[[ Selected excerpt open ]]

Oxygen activation by cytochrome P450: A thermodynamic analysis

Electrode potentials for every intermediate in the cytochrome P450 cycle were estimated and evaluated by means of an oxidation state diagram. By this approach, and within the uncertainties of the approximations, the superoxide complex of cytochrome P450 at pH 7 is oxidizing: E degrees' (P450FeO(2)(2+), H+/P450FeOOH(2+)) = +0.93 V, and the Gibbs energy for the reaction of the hydroperoxo complex of cytochrome P450 to form compound I and water, P450FeOOH(2+) + H+ = P450FeO(2+)por(center dot+) + H2O, is 0 kJ/mol. Although cytochrome P450FeOOH(2+) and cytochrome P450FeO(2+)por(center dot+) are approximately isoenergetic, they are likely to react at different rates with substrates and may yield different products. Homolysis of the hydroperoxo complex of cytochrome P450 to compound II and the hydroxyl radical, P450FeOOH(2+) = P450FeO(2+) + HO center dot, is unfavorable (Delta G degrees' = +92 kJ/mol), as is the dissociation into HOO- and cytochrome P450Fe(3+) (+73 kJ/mol). It is shown that the sum of the Gibbs energy of association for cytochrome P450Fe(3+) with the hydroperoxo anion and the Gibbs energy for the one-electron reduction of cytochrome P450FeOOH(2+), relative to NHE, is constant (-203 kJ/mol). While the estimated E degrees' (P450FeO(2)(2+), H+/P450FeOOH(2+)) = +0.93 V at pH 7 is larger than necessary to effect reduction of cytochrome P450FeO(2)(2+), the magnitude of this electrode potential implies that the binding constant for cytochrome P450Fe(3+) with hydrogen peroxide is ca. 3 x 10(6) M-1 at pH 7. An association constant of this magnitude ensures that a fraction of cytochrome P450FeOOH(2+) is available to form compound I or to react with substrates directly, while a larger one would imply that compound I is too weak an oxidant. In general, the energetics of the reduction of dioxygen to water determines the energetics of catalysis of hydroxylations by cytochrome P450. These results enable calibration of energy levels obtained for intermediates in the cytochome P450 reaction cycle obtained by ab initio calculations and provide insights into the catalytic efficiency of cytochrome P450 and guidelines for the development of competent hydroxylation catalysts.

[[ Selected excerpt closed ]]
[[ Information shown open ]]

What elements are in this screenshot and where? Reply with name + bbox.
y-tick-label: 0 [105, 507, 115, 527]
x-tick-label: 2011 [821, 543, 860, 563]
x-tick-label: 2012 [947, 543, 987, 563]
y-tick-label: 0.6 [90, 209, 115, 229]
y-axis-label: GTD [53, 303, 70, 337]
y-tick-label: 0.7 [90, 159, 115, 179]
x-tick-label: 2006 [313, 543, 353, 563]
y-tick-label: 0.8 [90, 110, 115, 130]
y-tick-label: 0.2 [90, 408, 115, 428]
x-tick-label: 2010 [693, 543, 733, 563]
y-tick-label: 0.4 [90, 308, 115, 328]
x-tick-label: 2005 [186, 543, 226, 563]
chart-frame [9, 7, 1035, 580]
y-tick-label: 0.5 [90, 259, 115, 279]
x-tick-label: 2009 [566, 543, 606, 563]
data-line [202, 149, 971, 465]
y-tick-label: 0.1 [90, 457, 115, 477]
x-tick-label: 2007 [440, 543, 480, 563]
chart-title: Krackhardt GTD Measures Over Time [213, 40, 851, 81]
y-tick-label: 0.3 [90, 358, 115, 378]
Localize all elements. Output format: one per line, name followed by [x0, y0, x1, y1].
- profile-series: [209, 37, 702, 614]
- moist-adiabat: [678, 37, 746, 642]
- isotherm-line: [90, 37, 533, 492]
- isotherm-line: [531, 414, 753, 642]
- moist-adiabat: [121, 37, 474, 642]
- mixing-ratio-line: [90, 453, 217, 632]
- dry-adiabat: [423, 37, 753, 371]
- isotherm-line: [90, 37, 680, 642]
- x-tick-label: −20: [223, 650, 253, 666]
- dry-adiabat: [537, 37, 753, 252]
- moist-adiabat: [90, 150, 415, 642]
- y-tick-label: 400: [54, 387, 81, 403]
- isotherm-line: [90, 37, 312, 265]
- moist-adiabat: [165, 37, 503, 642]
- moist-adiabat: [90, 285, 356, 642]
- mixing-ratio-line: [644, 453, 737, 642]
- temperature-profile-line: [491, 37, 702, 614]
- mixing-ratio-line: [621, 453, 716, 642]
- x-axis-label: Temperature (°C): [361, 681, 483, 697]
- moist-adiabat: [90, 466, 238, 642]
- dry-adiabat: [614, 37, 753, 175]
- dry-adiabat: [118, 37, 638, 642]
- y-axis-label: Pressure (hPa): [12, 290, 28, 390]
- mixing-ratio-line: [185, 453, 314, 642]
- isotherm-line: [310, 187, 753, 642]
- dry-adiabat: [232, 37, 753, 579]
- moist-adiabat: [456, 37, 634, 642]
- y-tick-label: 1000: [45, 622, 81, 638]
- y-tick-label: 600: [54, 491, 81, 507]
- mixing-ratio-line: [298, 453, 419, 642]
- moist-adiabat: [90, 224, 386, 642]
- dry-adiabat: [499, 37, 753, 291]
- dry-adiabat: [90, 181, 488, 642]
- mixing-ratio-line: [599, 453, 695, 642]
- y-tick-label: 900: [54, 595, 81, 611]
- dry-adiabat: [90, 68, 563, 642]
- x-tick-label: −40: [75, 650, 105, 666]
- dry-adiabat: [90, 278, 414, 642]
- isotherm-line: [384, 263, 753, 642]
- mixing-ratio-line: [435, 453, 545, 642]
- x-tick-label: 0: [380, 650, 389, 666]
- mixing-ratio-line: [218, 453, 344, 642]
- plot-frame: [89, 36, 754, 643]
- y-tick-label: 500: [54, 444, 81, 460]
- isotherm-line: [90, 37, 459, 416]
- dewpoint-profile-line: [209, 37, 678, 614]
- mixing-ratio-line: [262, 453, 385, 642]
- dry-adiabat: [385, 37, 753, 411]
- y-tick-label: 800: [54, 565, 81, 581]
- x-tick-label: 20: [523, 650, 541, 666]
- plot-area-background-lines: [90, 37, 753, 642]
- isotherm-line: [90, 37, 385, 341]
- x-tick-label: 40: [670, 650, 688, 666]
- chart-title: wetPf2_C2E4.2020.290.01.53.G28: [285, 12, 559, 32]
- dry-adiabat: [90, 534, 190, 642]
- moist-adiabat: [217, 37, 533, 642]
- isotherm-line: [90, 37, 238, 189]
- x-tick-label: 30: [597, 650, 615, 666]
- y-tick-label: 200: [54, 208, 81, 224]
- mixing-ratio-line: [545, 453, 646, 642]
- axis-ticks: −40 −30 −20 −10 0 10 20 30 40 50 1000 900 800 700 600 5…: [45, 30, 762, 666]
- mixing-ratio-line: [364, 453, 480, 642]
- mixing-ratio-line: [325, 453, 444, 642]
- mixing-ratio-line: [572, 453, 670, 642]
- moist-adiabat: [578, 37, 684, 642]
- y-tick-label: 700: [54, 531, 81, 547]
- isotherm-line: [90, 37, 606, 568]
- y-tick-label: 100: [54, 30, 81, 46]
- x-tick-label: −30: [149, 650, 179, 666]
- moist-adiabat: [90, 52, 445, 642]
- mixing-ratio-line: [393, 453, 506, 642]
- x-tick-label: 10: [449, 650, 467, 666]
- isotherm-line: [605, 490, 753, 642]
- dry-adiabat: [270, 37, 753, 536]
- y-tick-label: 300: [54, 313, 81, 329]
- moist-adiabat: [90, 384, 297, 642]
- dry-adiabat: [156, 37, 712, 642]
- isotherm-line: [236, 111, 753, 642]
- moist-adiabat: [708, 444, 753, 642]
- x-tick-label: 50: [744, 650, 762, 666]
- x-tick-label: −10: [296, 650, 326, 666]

[[ Information shown closed ]]

Exercise 1
Using the cytochrome P450 abstract, decide whether each statement agrees with it, answering yes or no and quoting the words that decide it: (a) homolysis of the hydroperoxo complex to compound II and the hydroxyl radical is favorable; (b) the superoxide complex of cytochrome P450 at pH 7 is oxidizing; (c) a binding constant for cytochrome P450Fe(3+) with hydrogen peroxide larger than the estimated one would imply that compound I is too weak an oxidant.
Exercise 2
Summarize the cytochrome P450 abstract in two sentences.
The data come from a separate source.

Exercise answer 1
(a) No: "Homolysis of the hydroperoxo complex of cytochrome P450 to compound II and the hydroxyl radical, P450FeOOH(2+) = P450FeO(2+) + HO center dot, is unfavorable (Delta G degrees' = +92 kJ/mol)"
(b) Yes: "the superoxide complex of cytochrome P450 at pH 7 is oxidizing"
(c) Yes: "while a larger one would imply that compound I is too weak an oxidant"

Exercise answer 2
Electrode potentials for every intermediate in the cytochrome P450 cycle were estimated and evaluated with an oxidation state diagram. This analysis shows that the superoxide complex at pH 7 is oxidizing, that the hydroperoxo complex and compound I are approximately isoenergetic, and that the energetics of reducing dioxygen to water determine the energetics of hydroxylation catalysis by cytochrome P450.